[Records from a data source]

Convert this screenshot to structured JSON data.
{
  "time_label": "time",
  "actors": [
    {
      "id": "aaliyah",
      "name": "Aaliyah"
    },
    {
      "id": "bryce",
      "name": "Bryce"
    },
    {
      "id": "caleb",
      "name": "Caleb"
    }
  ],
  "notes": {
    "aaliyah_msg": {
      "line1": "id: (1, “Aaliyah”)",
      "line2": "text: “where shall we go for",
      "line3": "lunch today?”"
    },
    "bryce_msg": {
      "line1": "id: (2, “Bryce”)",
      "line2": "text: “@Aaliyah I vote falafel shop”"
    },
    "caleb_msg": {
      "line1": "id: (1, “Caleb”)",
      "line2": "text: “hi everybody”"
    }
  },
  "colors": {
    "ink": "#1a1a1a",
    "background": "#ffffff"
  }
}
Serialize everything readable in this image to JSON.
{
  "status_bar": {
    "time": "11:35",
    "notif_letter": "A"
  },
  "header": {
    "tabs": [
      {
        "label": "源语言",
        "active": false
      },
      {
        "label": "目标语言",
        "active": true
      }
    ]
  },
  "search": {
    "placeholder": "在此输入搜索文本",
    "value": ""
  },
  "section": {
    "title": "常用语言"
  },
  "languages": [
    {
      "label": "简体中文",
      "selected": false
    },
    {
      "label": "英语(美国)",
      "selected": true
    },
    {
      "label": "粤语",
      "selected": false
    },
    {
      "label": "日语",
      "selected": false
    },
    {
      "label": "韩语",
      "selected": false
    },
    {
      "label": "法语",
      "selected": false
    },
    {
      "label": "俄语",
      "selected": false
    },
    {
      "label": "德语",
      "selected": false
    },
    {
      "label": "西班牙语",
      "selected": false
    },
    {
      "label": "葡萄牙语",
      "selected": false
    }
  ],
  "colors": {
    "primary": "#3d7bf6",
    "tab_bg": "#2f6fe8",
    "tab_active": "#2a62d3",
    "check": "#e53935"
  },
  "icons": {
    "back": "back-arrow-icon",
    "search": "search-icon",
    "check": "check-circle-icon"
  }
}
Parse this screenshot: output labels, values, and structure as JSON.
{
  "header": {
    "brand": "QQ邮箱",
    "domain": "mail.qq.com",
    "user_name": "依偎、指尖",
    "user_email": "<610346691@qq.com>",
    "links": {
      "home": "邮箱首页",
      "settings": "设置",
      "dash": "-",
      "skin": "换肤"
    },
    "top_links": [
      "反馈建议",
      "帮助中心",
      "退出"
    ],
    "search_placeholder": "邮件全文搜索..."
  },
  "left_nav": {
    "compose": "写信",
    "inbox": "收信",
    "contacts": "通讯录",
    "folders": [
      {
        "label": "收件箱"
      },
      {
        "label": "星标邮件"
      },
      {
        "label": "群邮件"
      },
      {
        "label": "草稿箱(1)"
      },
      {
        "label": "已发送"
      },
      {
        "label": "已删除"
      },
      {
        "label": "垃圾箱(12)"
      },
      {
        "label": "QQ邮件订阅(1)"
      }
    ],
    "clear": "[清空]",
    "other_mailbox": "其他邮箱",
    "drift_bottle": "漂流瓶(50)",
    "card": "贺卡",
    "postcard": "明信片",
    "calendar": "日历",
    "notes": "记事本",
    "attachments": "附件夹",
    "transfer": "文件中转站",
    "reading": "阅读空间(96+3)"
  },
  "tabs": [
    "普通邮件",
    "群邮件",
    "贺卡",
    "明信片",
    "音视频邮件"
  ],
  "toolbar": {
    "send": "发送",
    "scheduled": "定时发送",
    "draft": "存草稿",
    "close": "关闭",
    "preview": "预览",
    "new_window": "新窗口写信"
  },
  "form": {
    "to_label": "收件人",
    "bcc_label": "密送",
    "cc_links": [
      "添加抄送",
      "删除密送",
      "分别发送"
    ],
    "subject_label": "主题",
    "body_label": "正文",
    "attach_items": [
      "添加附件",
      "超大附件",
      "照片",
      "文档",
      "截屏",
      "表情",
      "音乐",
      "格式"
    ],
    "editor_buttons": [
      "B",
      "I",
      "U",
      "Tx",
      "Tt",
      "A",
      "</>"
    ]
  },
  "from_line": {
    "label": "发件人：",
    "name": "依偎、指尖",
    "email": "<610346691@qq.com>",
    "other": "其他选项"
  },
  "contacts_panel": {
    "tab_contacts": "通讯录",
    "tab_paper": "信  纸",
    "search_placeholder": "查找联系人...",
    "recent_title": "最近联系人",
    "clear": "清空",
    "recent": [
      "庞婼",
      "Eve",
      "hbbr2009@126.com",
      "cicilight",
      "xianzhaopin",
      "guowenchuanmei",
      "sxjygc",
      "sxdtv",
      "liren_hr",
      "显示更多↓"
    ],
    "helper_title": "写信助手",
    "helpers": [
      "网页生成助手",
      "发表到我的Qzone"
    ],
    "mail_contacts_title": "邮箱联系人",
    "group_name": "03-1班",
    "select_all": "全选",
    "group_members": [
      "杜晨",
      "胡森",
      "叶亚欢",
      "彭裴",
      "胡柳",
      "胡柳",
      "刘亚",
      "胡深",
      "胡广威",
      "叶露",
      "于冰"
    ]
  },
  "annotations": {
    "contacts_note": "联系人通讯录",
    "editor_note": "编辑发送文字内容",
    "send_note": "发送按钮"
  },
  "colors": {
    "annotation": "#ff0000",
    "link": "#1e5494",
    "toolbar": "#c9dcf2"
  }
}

> [Work to be completed]
Restate every entry word for word.

> [Answer to this problem]
Convert this screenshot to structured JSON data.
{
  "time_label": "time",
  "actors": [
    {
      "id": "aaliyah",
      "name": "Aaliyah"
    },
    {
      "id": "bryce",
      "name": "Bryce"
    },
    {
      "id": "caleb",
      "name": "Caleb"
    }
  ],
  "notes": {
    "aaliyah_msg": {
      "line1": "id: (1, “Aaliyah”)",
      "line2": "text: “where shall we go for",
      "line3": "lunch today?”"
    },
    "bryce_msg": {
      "line1": "id: (2, “Bryce”)",
      "line2": "text: “@Aaliyah I vote falafel shop”"
    },
    "caleb_msg": {
      "line1": "id: (1, “Caleb”)",
      "line2": "text: “hi everybody”"
    }
  },
  "colors": {
    "ink": "#1a1a1a",
    "background": "#ffffff"
  }
}
Serialize everything readable in this image to JSON.
{
  "status_bar": {
    "time": "11:35",
    "notif_letter": "A"
  },
  "header": {
    "tabs": [
      {
        "label": "源语言",
        "active": false
      },
      {
        "label": "目标语言",
        "active": true
      }
    ]
  },
  "search": {
    "placeholder": "在此输入搜索文本",
    "value": ""
  },
  "section": {
    "title": "常用语言"
  },
  "languages": [
    {
      "label": "简体中文",
      "selected": false
    },
    {
      "label": "英语(美国)",
      "selected": true
    },
    {
      "label": "粤语",
      "selected": false
    },
    {
      "label": "日语",
      "selected": false
    },
    {
      "label": "韩语",
      "selected": false
    },
    {
      "label": "法语",
      "selected": false
    },
    {
      "label": "俄语",
      "selected": false
    },
    {
      "label": "德语",
      "selected": false
    },
    {
      "label": "西班牙语",
      "selected": false
    },
    {
      "label": "葡萄牙语",
      "selected": false
    }
  ],
  "colors": {
    "primary": "#3d7bf6",
    "tab_bg": "#2f6fe8",
    "tab_active": "#2a62d3",
    "check": "#e53935"
  },
  "icons": {
    "back": "back-arrow-icon",
    "search": "search-icon",
    "check": "check-circle-icon"
  }
}
Parse this screenshot: output labels, values, and structure as JSON.
{
  "header": {
    "brand": "QQ邮箱",
    "domain": "mail.qq.com",
    "user_name": "依偎、指尖",
    "user_email": "<610346691@qq.com>",
    "links": {
      "home": "邮箱首页",
      "settings": "设置",
      "dash": "-",
      "skin": "换肤"
    },
    "top_links": [
      "反馈建议",
      "帮助中心",
      "退出"
    ],
    "search_placeholder": "邮件全文搜索..."
  },
  "left_nav": {
    "compose": "写信",
    "inbox": "收信",
    "contacts": "通讯录",
    "folders": [
      {
        "label": "收件箱"
      },
      {
        "label": "星标邮件"
      },
      {
        "label": "群邮件"
      },
      {
        "label": "草稿箱(1)"
      },
      {
        "label": "已发送"
      },
      {
        "label": "已删除"
      },
      {
        "label": "垃圾箱(12)"
      },
      {
        "label": "QQ邮件订阅(1)"
      }
    ],
    "clear": "[清空]",
    "other_mailbox": "其他邮箱",
    "drift_bottle": "漂流瓶(50)",
    "card": "贺卡",
    "postcard": "明信片",
    "calendar": "日历",
    "notes": "记事本",
    "attachments": "附件夹",
    "transfer": "文件中转站",
    "reading": "阅读空间(96+3)"
  },
  "tabs": [
    "普通邮件",
    "群邮件",
    "贺卡",
    "明信片",
    "音视频邮件"
  ],
  "toolbar": {
    "send": "发送",
    "scheduled": "定时发送",
    "draft": "存草稿",
    "close": "关闭",
    "preview": "预览",
    "new_window": "新窗口写信"
  },
  "form": {
    "to_label": "收件人",
    "bcc_label": "密送",
    "cc_links": [
      "添加抄送",
      "删除密送",
      "分别发送"
    ],
    "subject_label": "主题",
    "body_label": "正文",
    "attach_items": [
      "添加附件",
      "超大附件",
      "照片",
      "文档",
      "截屏",
      "表情",
      "音乐",
      "格式"
    ],
    "editor_buttons": [
      "B",
      "I",
      "U",
      "Tx",
      "Tt",
      "A",
      "</>"
    ]
  },
  "from_line": {
    "label": "发件人：",
    "name": "依偎、指尖",
    "email": "<610346691@qq.com>",
    "other": "其他选项"
  },
  "contacts_panel": {
    "tab_contacts": "通讯录",
    "tab_paper": "信  纸",
    "search_placeholder": "查找联系人...",
    "recent_title": "最近联系人",
    "clear": "清空",
    "recent": [
      "庞婼",
      "Eve",
      "hbbr2009@126.com",
      "cicilight",
      "xianzhaopin",
      "guowenchuanmei",
      "sxjygc",
      "sxdtv",
      "liren_hr",
      "显示更多↓"
    ],
    "helper_title": "写信助手",
    "helpers": [
      "网页生成助手",
      "发表到我的Qzone"
    ],
    "mail_contacts_title": "邮箱联系人",
    "group_name": "03-1班",
    "select_all": "全选",
    "group_members": [
      "杜晨",
      "胡森",
      "叶亚欢",
      "彭裴",
      "胡柳",
      "胡柳",
      "刘亚",
      "胡深",
      "胡广威",
      "叶露",
      "于冰"
    ]
  },
  "annotations": {
    "contacts_note": "联系人通讯录",
    "editor_note": "编辑发送文字内容",
    "send_note": "发送按钮"
  },
  "colors": {
    "annotation": "#ff0000",
    "link": "#1e5494",
    "toolbar": "#c9dcf2"
  }
}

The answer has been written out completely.